[start]

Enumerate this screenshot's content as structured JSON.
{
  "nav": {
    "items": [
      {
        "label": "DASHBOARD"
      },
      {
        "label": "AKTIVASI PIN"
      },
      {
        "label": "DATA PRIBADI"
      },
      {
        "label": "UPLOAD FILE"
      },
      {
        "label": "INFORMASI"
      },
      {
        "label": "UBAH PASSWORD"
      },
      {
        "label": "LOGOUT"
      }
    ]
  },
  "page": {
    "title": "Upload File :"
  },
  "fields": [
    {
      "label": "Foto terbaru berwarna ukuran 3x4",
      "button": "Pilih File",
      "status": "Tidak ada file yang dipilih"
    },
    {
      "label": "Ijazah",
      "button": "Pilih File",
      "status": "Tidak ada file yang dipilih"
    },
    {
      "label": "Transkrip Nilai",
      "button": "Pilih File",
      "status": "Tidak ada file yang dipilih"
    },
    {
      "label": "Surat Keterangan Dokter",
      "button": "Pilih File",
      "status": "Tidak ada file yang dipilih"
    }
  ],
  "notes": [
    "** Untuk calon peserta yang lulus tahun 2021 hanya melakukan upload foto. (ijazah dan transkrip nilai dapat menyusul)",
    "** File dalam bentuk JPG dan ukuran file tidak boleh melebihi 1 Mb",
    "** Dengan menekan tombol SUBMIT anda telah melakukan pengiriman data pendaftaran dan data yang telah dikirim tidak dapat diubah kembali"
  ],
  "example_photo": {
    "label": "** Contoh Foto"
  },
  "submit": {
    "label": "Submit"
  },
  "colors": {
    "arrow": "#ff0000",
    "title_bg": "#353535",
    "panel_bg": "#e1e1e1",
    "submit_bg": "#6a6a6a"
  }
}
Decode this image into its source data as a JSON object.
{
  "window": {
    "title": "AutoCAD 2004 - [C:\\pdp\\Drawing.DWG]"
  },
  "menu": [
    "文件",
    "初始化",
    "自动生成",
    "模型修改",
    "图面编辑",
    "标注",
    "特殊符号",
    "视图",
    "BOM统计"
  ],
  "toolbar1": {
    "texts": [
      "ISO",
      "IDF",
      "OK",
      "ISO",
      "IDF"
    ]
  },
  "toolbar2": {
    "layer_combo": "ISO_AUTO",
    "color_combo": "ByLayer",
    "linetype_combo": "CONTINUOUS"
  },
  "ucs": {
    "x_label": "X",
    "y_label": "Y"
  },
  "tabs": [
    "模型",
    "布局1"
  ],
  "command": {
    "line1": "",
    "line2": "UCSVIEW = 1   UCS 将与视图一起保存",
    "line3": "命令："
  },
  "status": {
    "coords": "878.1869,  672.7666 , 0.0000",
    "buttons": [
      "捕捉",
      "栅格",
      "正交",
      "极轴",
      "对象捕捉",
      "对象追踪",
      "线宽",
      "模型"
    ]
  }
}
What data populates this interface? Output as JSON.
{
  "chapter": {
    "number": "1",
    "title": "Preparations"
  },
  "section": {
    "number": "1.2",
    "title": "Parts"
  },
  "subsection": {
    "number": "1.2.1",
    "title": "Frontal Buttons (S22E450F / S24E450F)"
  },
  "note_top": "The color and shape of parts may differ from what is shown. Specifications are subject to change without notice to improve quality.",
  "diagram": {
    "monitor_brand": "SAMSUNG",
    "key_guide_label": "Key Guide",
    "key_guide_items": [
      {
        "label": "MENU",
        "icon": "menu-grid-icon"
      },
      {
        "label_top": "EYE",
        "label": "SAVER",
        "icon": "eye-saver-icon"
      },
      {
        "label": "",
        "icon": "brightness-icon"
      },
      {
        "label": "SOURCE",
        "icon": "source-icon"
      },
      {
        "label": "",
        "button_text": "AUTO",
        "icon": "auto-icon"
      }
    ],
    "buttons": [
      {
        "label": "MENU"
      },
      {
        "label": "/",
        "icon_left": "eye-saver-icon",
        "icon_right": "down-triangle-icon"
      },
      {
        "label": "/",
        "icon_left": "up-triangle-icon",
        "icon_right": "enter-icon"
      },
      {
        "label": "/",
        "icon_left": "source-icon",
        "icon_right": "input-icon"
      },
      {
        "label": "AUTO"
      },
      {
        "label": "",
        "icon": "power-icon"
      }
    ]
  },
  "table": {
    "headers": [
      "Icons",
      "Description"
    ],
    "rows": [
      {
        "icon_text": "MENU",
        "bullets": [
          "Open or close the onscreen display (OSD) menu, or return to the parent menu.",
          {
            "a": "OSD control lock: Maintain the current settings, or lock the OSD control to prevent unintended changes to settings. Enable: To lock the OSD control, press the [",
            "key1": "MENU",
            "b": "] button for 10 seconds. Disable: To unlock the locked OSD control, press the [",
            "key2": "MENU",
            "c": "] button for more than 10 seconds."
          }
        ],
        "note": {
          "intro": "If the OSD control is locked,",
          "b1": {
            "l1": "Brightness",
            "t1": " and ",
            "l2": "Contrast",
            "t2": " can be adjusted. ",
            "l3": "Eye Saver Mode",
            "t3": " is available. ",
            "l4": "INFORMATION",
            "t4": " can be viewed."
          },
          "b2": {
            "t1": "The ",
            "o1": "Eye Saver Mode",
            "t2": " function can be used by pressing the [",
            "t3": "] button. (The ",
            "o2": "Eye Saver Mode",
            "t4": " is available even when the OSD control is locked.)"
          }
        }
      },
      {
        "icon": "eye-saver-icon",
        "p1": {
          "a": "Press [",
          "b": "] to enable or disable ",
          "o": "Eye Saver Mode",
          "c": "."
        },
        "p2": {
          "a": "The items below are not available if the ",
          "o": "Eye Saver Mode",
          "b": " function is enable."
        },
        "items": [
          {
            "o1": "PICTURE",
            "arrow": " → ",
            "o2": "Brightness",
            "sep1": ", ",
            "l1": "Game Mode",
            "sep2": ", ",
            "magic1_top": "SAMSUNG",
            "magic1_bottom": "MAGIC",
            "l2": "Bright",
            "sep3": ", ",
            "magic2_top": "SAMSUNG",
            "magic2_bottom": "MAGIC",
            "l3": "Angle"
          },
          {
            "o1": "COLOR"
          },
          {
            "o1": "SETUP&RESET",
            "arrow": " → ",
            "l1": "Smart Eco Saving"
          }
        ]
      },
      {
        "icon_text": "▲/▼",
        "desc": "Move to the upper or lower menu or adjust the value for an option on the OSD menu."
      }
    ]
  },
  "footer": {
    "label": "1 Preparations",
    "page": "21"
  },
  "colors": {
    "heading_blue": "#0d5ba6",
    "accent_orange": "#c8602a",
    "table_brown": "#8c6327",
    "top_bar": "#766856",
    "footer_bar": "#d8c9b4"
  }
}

[end]

→ **To be done**
Copy each line of the data above without altering a single character.

→ **Answer to this problem**
Enumerate this screenshot's content as structured JSON.
{
  "nav": {
    "items": [
      {
        "label": "DASHBOARD"
      },
      {
        "label": "AKTIVASI PIN"
      },
      {
        "label": "DATA PRIBADI"
      },
      {
        "label": "UPLOAD FILE"
      },
      {
        "label": "INFORMASI"
      },
      {
        "label": "UBAH PASSWORD"
      },
      {
        "label": "LOGOUT"
      }
    ]
  },
  "page": {
    "title": "Upload File :"
  },
  "fields": [
    {
      "label": "Foto terbaru berwarna ukuran 3x4",
      "button": "Pilih File",
      "status": "Tidak ada file yang dipilih"
    },
    {
      "label": "Ijazah",
      "button": "Pilih File",
      "status": "Tidak ada file yang dipilih"
    },
    {
      "label": "Transkrip Nilai",
      "button": "Pilih File",
      "status": "Tidak ada file yang dipilih"
    },
    {
      "label": "Surat Keterangan Dokter",
      "button": "Pilih File",
      "status": "Tidak ada file yang dipilih"
    }
  ],
  "notes": [
    "** Untuk calon peserta yang lulus tahun 2021 hanya melakukan upload foto. (ijazah dan transkrip nilai dapat menyusul)",
    "** File dalam bentuk JPG dan ukuran file tidak boleh melebihi 1 Mb",
    "** Dengan menekan tombol SUBMIT anda telah melakukan pengiriman data pendaftaran dan data yang telah dikirim tidak dapat diubah kembali"
  ],
  "example_photo": {
    "label": "** Contoh Foto"
  },
  "submit": {
    "label": "Submit"
  },
  "colors": {
    "arrow": "#ff0000",
    "title_bg": "#353535",
    "panel_bg": "#e1e1e1",
    "submit_bg": "#6a6a6a"
  }
}
Decode this image into its source data as a JSON object.
{
  "window": {
    "title": "AutoCAD 2004 - [C:\\pdp\\Drawing.DWG]"
  },
  "menu": [
    "文件",
    "初始化",
    "自动生成",
    "模型修改",
    "图面编辑",
    "标注",
    "特殊符号",
    "视图",
    "BOM统计"
  ],
  "toolbar1": {
    "texts": [
      "ISO",
      "IDF",
      "OK",
      "ISO",
      "IDF"
    ]
  },
  "toolbar2": {
    "layer_combo": "ISO_AUTO",
    "color_combo": "ByLayer",
    "linetype_combo": "CONTINUOUS"
  },
  "ucs": {
    "x_label": "X",
    "y_label": "Y"
  },
  "tabs": [
    "模型",
    "布局1"
  ],
  "command": {
    "line1": "",
    "line2": "UCSVIEW = 1   UCS 将与视图一起保存",
    "line3": "命令："
  },
  "status": {
    "coords": "878.1869,  672.7666 , 0.0000",
    "buttons": [
      "捕捉",
      "栅格",
      "正交",
      "极轴",
      "对象捕捉",
      "对象追踪",
      "线宽",
      "模型"
    ]
  }
}
What data populates this interface? Output as JSON.
{
  "chapter": {
    "number": "1",
    "title": "Preparations"
  },
  "section": {
    "number": "1.2",
    "title": "Parts"
  },
  "subsection": {
    "number": "1.2.1",
    "title": "Frontal Buttons (S22E450F / S24E450F)"
  },
  "note_top": "The color and shape of parts may differ from what is shown. Specifications are subject to change without notice to improve quality.",
  "diagram": {
    "monitor_brand": "SAMSUNG",
    "key_guide_label": "Key Guide",
    "key_guide_items": [
      {
        "label": "MENU",
        "icon": "menu-grid-icon"
      },
      {
        "label_top": "EYE",
        "label": "SAVER",
        "icon": "eye-saver-icon"
      },
      {
        "label": "",
        "icon": "brightness-icon"
      },
      {
        "label": "SOURCE",
        "icon": "source-icon"
      },
      {
        "label": "",
        "button_text": "AUTO",
        "icon": "auto-icon"
      }
    ],
    "buttons": [
      {
        "label": "MENU"
      },
      {
        "label": "/",
        "icon_left": "eye-saver-icon",
        "icon_right": "down-triangle-icon"
      },
      {
        "label": "/",
        "icon_left": "up-triangle-icon",
        "icon_right": "enter-icon"
      },
      {
        "label": "/",
        "icon_left": "source-icon",
        "icon_right": "input-icon"
      },
      {
        "label": "AUTO"
      },
      {
        "label": "",
        "icon": "power-icon"
      }
    ]
  },
  "table": {
    "headers": [
      "Icons",
      "Description"
    ],
    "rows": [
      {
        "icon_text": "MENU",
        "bullets": [
          "Open or close the onscreen display (OSD) menu, or return to the parent menu.",
          {
            "a": "OSD control lock: Maintain the current settings, or lock the OSD control to prevent unintended changes to settings. Enable: To lock the OSD control, press the [",
            "key1": "MENU",
            "b": "] button for 10 seconds. Disable: To unlock the locked OSD control, press the [",
            "key2": "MENU",
            "c": "] button for more than 10 seconds."
          }
        ],
        "note": {
          "intro": "If the OSD control is locked,",
          "b1": {
            "l1": "Brightness",
            "t1": " and ",
            "l2": "Contrast",
            "t2": " can be adjusted. ",
            "l3": "Eye Saver Mode",
            "t3": " is available. ",
            "l4": "INFORMATION",
            "t4": " can be viewed."
          },
          "b2": {
            "t1": "The ",
            "o1": "Eye Saver Mode",
            "t2": " function can be used by pressing the [",
            "t3": "] button. (The ",
            "o2": "Eye Saver Mode",
            "t4": " is available even when the OSD control is locked.)"
          }
        }
      },
      {
        "icon": "eye-saver-icon",
        "p1": {
          "a": "Press [",
          "b": "] to enable or disable ",
          "o": "Eye Saver Mode",
          "c": "."
        },
        "p2": {
          "a": "The items below are not available if the ",
          "o": "Eye Saver Mode",
          "b": " function is enable."
        },
        "items": [
          {
            "o1": "PICTURE",
            "arrow": " → ",
            "o2": "Brightness",
            "sep1": ", ",
            "l1": "Game Mode",
            "sep2": ", ",
            "magic1_top": "SAMSUNG",
            "magic1_bottom": "MAGIC",
            "l2": "Bright",
            "sep3": ", ",
            "magic2_top": "SAMSUNG",
            "magic2_bottom": "MAGIC",
            "l3": "Angle"
          },
          {
            "o1": "COLOR"
          },
          {
            "o1": "SETUP&RESET",
            "arrow": " → ",
            "l1": "Smart Eco Saving"
          }
        ]
      },
      {
        "icon_text": "▲/▼",
        "desc": "Move to the upper or lower menu or adjust the value for an option on the OSD menu."
      }
    ]
  },
  "footer": {
    "label": "1 Preparations",
    "page": "21"
  },
  "colors": {
    "heading_blue": "#0d5ba6",
    "accent_orange": "#c8602a",
    "table_brown": "#8c6327",
    "top_bar": "#766856",
    "footer_bar": "#d8c9b4"
  }
}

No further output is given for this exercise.